> **Task instructions**: Gather the lines that hold the string "команда".

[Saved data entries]
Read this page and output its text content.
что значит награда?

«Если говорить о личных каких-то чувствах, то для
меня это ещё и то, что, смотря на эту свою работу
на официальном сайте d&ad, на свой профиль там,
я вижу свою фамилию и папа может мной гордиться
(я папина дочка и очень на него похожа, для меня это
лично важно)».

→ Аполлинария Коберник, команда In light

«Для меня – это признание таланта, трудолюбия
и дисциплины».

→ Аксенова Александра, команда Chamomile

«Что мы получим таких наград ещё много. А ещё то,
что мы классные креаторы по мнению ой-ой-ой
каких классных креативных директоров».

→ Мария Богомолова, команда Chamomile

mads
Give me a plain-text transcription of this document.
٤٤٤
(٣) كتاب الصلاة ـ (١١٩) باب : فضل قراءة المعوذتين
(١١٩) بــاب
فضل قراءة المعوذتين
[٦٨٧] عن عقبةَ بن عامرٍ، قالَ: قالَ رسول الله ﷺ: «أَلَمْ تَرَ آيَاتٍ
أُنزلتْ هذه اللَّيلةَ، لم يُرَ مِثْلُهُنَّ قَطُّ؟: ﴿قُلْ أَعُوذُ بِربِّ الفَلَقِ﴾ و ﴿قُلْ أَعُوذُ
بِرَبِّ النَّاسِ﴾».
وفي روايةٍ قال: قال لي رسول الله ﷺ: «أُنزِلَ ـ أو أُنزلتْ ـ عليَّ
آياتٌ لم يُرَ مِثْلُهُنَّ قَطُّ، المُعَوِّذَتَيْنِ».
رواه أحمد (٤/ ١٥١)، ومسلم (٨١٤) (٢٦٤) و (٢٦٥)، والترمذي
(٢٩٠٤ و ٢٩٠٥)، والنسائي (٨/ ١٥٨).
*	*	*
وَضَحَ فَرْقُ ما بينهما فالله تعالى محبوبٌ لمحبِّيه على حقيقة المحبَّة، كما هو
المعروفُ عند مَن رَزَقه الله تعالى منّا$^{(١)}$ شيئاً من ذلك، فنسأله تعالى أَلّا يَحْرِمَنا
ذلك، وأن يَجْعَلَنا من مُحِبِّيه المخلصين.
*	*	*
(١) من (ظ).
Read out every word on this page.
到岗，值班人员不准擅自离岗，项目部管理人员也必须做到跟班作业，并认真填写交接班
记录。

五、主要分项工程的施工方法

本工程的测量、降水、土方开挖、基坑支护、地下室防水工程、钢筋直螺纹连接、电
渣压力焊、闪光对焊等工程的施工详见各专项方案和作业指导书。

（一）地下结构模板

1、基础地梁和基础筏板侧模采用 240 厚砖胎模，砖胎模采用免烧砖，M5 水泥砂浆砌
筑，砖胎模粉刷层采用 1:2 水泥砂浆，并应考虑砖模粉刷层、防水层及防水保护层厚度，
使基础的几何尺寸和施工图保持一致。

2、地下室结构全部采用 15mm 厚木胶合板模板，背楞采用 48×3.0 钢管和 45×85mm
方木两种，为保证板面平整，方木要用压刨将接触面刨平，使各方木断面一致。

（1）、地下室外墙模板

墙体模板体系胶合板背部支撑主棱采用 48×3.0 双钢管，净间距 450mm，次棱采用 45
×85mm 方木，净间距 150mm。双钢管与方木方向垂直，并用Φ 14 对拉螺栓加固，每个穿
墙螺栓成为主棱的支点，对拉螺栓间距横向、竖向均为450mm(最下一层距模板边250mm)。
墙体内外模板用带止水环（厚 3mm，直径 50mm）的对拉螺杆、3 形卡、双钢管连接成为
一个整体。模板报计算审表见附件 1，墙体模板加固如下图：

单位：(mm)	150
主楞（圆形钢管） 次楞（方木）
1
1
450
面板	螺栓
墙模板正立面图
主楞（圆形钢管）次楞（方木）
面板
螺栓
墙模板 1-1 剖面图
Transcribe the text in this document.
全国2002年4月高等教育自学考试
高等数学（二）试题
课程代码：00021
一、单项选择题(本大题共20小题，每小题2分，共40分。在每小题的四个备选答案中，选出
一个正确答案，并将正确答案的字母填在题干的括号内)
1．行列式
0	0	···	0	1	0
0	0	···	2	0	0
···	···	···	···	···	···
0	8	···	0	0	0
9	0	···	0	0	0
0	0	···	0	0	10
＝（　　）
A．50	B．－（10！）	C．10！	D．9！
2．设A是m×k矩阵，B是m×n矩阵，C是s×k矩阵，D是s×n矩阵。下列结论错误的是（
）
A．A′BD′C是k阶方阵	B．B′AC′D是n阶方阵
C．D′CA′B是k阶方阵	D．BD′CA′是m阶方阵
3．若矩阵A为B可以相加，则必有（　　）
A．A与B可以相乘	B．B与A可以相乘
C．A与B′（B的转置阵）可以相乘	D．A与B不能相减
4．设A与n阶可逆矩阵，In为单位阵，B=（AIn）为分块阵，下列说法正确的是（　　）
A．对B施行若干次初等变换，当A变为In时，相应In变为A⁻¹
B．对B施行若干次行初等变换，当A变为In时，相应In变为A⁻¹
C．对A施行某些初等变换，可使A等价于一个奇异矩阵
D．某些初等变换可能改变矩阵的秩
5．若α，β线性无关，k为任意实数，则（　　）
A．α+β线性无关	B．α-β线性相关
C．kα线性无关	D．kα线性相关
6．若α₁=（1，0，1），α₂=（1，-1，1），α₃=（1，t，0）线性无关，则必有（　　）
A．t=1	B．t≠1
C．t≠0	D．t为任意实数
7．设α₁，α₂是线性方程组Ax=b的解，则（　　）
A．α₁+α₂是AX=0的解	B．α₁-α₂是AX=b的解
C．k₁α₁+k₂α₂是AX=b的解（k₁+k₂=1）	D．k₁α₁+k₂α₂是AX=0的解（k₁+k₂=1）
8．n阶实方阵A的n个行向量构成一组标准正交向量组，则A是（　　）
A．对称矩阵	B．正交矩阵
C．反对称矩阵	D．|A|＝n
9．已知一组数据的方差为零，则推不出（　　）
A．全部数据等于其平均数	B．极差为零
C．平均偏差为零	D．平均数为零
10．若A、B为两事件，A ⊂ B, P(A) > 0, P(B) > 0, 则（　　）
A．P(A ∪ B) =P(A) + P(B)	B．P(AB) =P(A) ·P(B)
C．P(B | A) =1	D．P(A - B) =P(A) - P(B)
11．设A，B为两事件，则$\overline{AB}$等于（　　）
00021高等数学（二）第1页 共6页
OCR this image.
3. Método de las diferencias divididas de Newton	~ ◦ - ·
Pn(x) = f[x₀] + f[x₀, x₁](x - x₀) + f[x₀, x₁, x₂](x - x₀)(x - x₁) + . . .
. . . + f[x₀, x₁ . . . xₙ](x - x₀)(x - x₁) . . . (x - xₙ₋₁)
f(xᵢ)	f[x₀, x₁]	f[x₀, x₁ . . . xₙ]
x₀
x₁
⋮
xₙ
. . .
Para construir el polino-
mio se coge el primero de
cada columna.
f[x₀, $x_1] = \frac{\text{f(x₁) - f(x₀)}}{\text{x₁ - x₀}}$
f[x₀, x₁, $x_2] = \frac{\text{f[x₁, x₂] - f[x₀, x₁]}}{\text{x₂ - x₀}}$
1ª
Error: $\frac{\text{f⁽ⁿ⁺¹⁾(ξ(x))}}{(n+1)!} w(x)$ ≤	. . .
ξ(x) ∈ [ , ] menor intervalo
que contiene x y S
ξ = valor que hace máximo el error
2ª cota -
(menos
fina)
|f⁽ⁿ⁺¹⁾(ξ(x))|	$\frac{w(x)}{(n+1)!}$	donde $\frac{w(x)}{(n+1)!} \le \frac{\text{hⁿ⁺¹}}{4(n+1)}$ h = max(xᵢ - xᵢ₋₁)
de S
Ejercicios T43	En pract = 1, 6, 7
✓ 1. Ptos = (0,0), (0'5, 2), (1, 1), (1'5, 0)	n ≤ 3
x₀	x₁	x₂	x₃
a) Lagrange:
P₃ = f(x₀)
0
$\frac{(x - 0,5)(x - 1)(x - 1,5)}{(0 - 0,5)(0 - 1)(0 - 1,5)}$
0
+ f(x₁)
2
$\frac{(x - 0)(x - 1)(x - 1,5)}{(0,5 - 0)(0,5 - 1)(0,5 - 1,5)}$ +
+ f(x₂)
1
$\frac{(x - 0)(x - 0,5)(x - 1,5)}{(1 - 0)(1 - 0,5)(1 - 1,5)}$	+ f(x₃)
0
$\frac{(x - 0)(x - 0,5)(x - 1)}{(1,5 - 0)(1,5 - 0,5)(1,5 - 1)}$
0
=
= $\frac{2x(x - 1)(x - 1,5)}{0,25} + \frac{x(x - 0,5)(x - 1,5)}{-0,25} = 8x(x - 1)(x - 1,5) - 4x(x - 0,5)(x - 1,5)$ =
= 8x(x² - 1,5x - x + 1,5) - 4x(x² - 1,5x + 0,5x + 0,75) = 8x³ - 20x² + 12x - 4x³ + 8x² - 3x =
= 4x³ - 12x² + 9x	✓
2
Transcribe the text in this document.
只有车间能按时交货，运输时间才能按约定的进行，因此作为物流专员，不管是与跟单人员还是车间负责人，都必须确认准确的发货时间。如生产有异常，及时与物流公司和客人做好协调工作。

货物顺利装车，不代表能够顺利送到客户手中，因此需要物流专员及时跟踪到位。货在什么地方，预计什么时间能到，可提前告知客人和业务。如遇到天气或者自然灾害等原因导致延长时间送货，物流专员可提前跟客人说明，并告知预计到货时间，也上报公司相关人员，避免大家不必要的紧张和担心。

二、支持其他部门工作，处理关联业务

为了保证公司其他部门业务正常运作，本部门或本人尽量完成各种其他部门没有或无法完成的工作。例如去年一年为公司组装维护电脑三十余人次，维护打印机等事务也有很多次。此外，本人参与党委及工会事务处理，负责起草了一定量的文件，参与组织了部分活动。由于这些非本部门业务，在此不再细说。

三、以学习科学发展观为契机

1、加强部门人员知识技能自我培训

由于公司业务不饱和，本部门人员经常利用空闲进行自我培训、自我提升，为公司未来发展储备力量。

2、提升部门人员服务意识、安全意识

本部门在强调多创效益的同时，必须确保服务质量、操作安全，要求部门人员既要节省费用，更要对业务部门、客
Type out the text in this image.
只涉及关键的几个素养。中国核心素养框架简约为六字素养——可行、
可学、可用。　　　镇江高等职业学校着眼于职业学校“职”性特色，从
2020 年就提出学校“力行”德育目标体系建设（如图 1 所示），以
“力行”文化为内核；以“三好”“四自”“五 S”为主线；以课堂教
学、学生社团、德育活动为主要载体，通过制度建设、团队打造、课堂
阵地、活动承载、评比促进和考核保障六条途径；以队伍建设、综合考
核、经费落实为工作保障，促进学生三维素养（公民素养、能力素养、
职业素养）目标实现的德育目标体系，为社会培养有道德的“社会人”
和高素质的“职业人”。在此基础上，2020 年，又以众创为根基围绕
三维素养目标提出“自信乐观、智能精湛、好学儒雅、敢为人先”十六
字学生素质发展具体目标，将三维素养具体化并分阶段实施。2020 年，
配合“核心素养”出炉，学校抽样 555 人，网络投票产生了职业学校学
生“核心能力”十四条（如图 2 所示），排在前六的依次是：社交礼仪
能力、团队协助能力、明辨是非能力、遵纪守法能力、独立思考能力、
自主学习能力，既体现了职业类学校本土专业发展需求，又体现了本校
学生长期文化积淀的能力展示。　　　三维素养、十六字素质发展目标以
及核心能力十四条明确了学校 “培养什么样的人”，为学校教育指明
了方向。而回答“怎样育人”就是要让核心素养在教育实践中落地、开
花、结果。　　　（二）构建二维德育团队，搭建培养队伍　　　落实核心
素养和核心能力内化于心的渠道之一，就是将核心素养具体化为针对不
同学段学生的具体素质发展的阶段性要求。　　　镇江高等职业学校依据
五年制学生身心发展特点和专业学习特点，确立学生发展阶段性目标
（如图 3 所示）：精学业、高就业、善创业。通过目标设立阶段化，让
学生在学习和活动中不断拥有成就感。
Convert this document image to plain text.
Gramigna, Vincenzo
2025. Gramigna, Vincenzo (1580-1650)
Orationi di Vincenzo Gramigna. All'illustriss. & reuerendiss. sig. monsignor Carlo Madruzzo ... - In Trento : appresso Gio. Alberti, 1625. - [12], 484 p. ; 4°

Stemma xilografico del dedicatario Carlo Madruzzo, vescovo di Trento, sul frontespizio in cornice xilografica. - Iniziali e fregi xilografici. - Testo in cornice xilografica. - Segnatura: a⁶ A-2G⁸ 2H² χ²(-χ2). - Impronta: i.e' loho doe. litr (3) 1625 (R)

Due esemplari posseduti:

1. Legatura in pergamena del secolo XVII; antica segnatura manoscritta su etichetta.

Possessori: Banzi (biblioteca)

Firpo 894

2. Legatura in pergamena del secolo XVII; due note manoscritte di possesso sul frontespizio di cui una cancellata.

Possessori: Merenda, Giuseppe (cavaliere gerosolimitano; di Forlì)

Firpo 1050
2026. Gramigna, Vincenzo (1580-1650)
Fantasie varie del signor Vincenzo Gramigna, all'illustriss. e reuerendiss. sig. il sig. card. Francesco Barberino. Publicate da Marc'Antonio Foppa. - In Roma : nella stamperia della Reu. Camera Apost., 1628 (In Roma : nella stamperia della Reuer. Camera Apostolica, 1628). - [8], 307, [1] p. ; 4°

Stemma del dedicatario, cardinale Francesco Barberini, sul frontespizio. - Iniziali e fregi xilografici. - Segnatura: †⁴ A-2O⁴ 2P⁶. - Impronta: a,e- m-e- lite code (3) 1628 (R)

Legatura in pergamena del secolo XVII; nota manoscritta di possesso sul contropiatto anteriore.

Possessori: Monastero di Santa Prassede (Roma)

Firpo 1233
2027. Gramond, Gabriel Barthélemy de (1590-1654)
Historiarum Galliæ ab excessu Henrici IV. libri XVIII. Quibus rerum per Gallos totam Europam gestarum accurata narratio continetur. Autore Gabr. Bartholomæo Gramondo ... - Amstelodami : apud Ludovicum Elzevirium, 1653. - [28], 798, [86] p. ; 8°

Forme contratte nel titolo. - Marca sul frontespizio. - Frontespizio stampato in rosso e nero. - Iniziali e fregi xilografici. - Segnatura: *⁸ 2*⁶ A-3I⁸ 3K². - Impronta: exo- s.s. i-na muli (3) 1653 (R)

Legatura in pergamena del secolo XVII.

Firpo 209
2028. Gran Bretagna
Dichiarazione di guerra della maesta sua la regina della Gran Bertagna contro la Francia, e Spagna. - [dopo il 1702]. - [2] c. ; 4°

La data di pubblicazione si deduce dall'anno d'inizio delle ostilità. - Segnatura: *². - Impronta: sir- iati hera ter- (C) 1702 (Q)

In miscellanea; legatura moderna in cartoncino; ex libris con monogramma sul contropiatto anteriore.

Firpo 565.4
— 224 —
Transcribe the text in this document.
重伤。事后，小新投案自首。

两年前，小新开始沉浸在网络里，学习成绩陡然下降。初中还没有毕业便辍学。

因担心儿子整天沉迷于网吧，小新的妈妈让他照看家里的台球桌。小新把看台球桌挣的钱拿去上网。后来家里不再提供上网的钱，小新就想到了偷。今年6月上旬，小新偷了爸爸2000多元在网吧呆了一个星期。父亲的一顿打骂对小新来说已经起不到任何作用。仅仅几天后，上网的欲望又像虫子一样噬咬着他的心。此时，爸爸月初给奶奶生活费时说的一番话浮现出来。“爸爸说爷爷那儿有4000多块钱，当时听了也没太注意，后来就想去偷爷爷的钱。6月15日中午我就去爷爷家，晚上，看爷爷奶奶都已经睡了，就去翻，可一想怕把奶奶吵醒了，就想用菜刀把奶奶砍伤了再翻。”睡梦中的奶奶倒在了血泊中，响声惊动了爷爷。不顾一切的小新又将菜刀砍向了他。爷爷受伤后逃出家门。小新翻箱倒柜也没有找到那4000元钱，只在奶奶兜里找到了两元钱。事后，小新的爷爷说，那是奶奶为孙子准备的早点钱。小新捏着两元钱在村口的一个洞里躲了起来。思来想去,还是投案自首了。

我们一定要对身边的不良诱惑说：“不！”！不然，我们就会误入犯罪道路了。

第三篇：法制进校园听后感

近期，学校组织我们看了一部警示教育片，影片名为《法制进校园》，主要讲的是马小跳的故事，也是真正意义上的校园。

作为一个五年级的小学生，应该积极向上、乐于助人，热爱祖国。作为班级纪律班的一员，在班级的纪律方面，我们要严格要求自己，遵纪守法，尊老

> **Task answer**:
→ Аполлинария Коберник, команда In light
→ Аксенова Александра, команда Chamomile
→ Мария Богомолова, команда Chamomile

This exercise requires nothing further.